#### GIVEN RECORDS ####
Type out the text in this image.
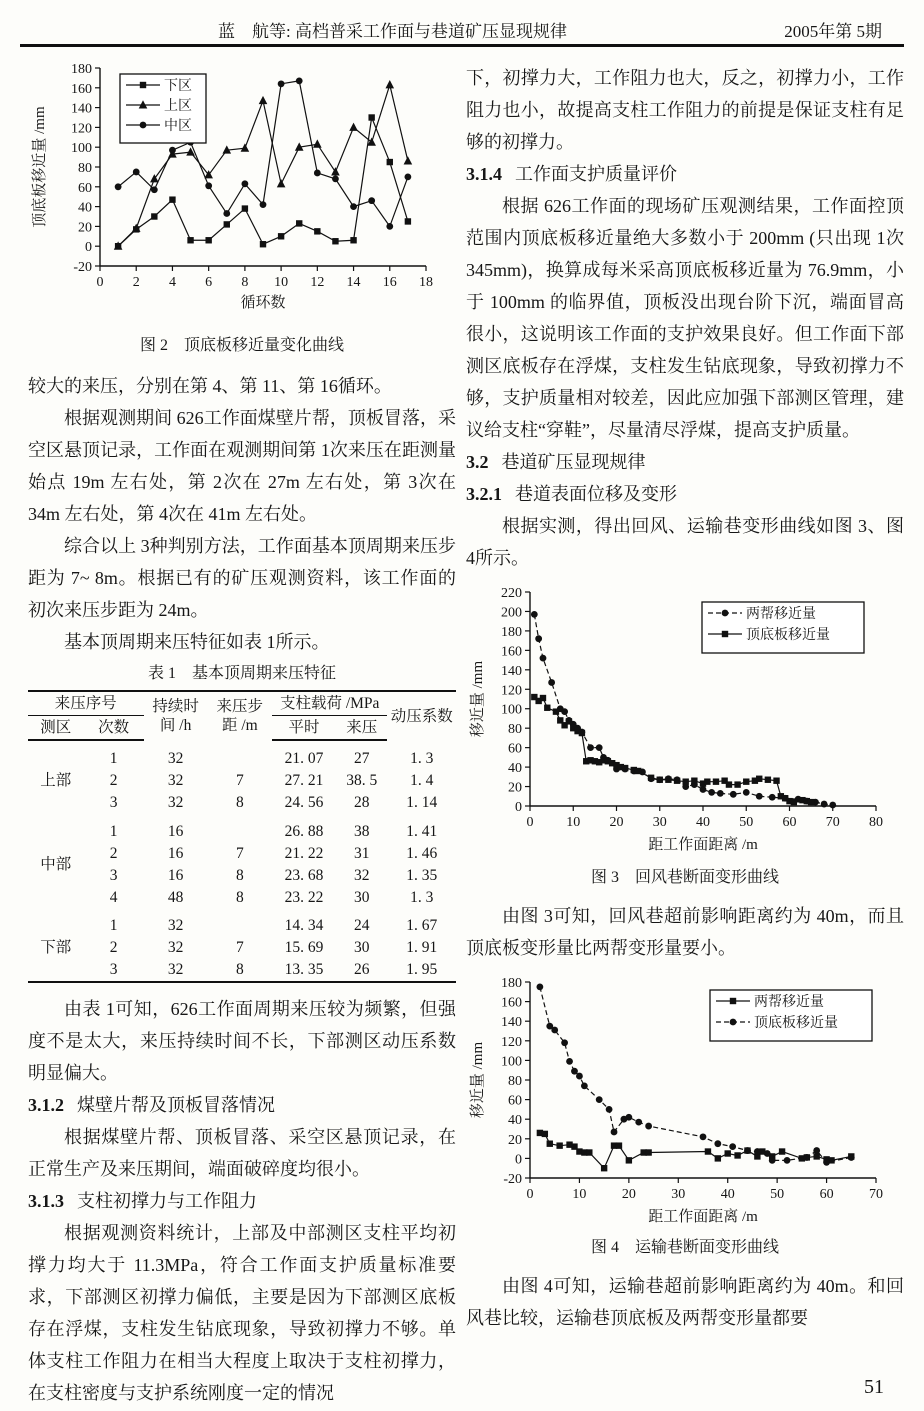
蓝　航等: 高档普采工作面与巷道矿压显现规律	2005年第 5期
0 2 4 6 8 10 12 14 16 18
-20
0
20
40
60
80
100
120
140
160
180
循环数
顶底板移近量 /mm
下区
上区
中区

图 2　顶底板移近量变化曲线

较大的来压，分别在第 4、第 11、第 16循环。

根据观测期间 626工作面煤壁片帮，顶板冒落，采空区悬顶记录，工作面在观测期间第 1次来压在距测量始点 19m 左右处，第 2次在 27m 左右处，第 3次在 34m 左右处，第 4次在 41m 左右处。

综合以上 3种判别方法，工作面基本顶周期来压步距为 7~ 8m。根据已有的矿压观测资料，该工作面的初次来压步距为 24m。

基本顶周期来压特征如表 1所示。

表 1　基本顶周期来压特征

来压序号		持续时
间 /h	来压步
距 /m	支柱载荷 /MPa		动压系数
测区	次数			平时	来压	
上部	1	32		21. 07	27	1. 3
	2	32	7	27. 21	38. 5	1. 4
	3	32	8	24. 56	28	1. 14
中部	1	16		26. 88	38	1. 41
	2	16	7	21. 22	31	1. 46
	3	16	8	23. 68	32	1. 35
	4	48	8	23. 22	30	1. 3
下部	1	32		14. 34	24	1. 67
	2	32	7	15. 69	30	1. 91
	3	32	8	13. 35	26	1. 95

由表 1可知，626工作面周期来压较为频繁，但强度不是太大，来压持续时间不长，下部测区动压系数明显偏大。

3.1.2 煤壁片帮及顶板冒落情况

根据煤壁片帮、顶板冒落、采空区悬顶记录，在正常生产及来压期间，端面破碎度均很小。

3.1.3 支柱初撑力与工作阻力

根据观测资料统计，上部及中部测区支柱平均初撑力均大于 11.3MPa，符合工作面支护质量标准要求，下部测区初撑力偏低，主要是因为下部测区底板存在浮煤，支柱发生钻底现象，导致初撑力不够。单体支柱工作阻力在相当大程度上取决于支柱初撑力，在支柱密度与支护系统刚度一定的情况

下，初撑力大，工作阻力也大，反之，初撑力小，工作阻力也小，故提高支柱工作阻力的前提是保证支柱有足够的初撑力。

3.1.4 工作面支护质量评价

根据 626工作面的现场矿压观测结果，工作面控顶范围内顶底板移近量绝大多数小于 200mm (只出现 1次 345mm)，换算成每米采高顶底板移近量为 76.9mm，小于 100mm 的临界值，顶板没出现台阶下沉，端面冒高很小，这说明该工作面的支护效果良好。但工作面下部测区底板存在浮煤，支柱发生钻底现象，导致初撑力不够，支护质量相对较差，因此应加强下部测区管理，建议给支柱“穿鞋”，尽量清尽浮煤，提高支护质量。

3.2 巷道矿压显现规律

3.2.1 巷道表面位移及变形

根据实测，得出回风、运输巷变形曲线如图 3、图 4所示。

0 10 20 30 40 50 60 70 80
0
20
40
60
80
100
120
140
160
180
200
220
距工作面距离 /m
移近量 /mm
两帮移近量
顶底板移近量

图 3　回风巷断面变形曲线

由图 3可知，回风巷超前影响距离约为 40m，而且顶底板变形量比两帮变形量要小。

0	10	20	30	40	50	60	70
-20
0
20
40
60
80
100
120
140
160
180
距工作面距离 /m
移近量 /mm
两帮移近量
顶底板移近量

图 4　运输巷断面变形曲线

由图 4可知，运输巷超前影响距离约为 40m。和回风巷比较，运输巷顶底板及两帮变形量都要

51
####
- [WHAT THE TASK ASKS] Without the pictures, write out every entry precisely as it appears.

- [COMPLETED EXERCISE]
Type out the text in this image.
蓝　航等: 高档普采工作面与巷道矿压显现规律	2005年第 5期
0 2 4 6 8 10 12 14 16 18
-20
0
20
40
60
80
100
120
140
160
180
循环数
顶底板移近量 /mm
下区
上区
中区

图 2　顶底板移近量变化曲线

较大的来压，分别在第 4、第 11、第 16循环。

根据观测期间 626工作面煤壁片帮，顶板冒落，采空区悬顶记录，工作面在观测期间第 1次来压在距测量始点 19m 左右处，第 2次在 27m 左右处，第 3次在 34m 左右处，第 4次在 41m 左右处。

综合以上 3种判别方法，工作面基本顶周期来压步距为 7~ 8m。根据已有的矿压观测资料，该工作面的初次来压步距为 24m。

基本顶周期来压特征如表 1所示。

表 1　基本顶周期来压特征

来压序号		持续时
间 /h	来压步
距 /m	支柱载荷 /MPa		动压系数
测区	次数			平时	来压	
上部	1	32		21. 07	27	1. 3
	2	32	7	27. 21	38. 5	1. 4
	3	32	8	24. 56	28	1. 14
中部	1	16		26. 88	38	1. 41
	2	16	7	21. 22	31	1. 46
	3	16	8	23. 68	32	1. 35
	4	48	8	23. 22	30	1. 3
下部	1	32		14. 34	24	1. 67
	2	32	7	15. 69	30	1. 91
	3	32	8	13. 35	26	1. 95

由表 1可知，626工作面周期来压较为频繁，但强度不是太大，来压持续时间不长，下部测区动压系数明显偏大。

3.1.2 煤壁片帮及顶板冒落情况

根据煤壁片帮、顶板冒落、采空区悬顶记录，在正常生产及来压期间，端面破碎度均很小。

3.1.3 支柱初撑力与工作阻力

根据观测资料统计，上部及中部测区支柱平均初撑力均大于 11.3MPa，符合工作面支护质量标准要求，下部测区初撑力偏低，主要是因为下部测区底板存在浮煤，支柱发生钻底现象，导致初撑力不够。单体支柱工作阻力在相当大程度上取决于支柱初撑力，在支柱密度与支护系统刚度一定的情况

下，初撑力大，工作阻力也大，反之，初撑力小，工作阻力也小，故提高支柱工作阻力的前提是保证支柱有足够的初撑力。

3.1.4 工作面支护质量评价

根据 626工作面的现场矿压观测结果，工作面控顶范围内顶底板移近量绝大多数小于 200mm (只出现 1次 345mm)，换算成每米采高顶底板移近量为 76.9mm，小于 100mm 的临界值，顶板没出现台阶下沉，端面冒高很小，这说明该工作面的支护效果良好。但工作面下部测区底板存在浮煤，支柱发生钻底现象，导致初撑力不够，支护质量相对较差，因此应加强下部测区管理，建议给支柱“穿鞋”，尽量清尽浮煤，提高支护质量。

3.2 巷道矿压显现规律

3.2.1 巷道表面位移及变形

根据实测，得出回风、运输巷变形曲线如图 3、图 4所示。

0 10 20 30 40 50 60 70 80
0
20
40
60
80
100
120
140
160
180
200
220
距工作面距离 /m
移近量 /mm
两帮移近量
顶底板移近量

图 3　回风巷断面变形曲线

由图 3可知，回风巷超前影响距离约为 40m，而且顶底板变形量比两帮变形量要小。

0	10	20	30	40	50	60	70
-20
0
20
40
60
80
100
120
140
160
180
距工作面距离 /m
移近量 /mm
两帮移近量
顶底板移近量

图 4　运输巷断面变形曲线

由图 4可知，运输巷超前影响距离约为 40m。和回风巷比较，运输巷顶底板及两帮变形量都要

51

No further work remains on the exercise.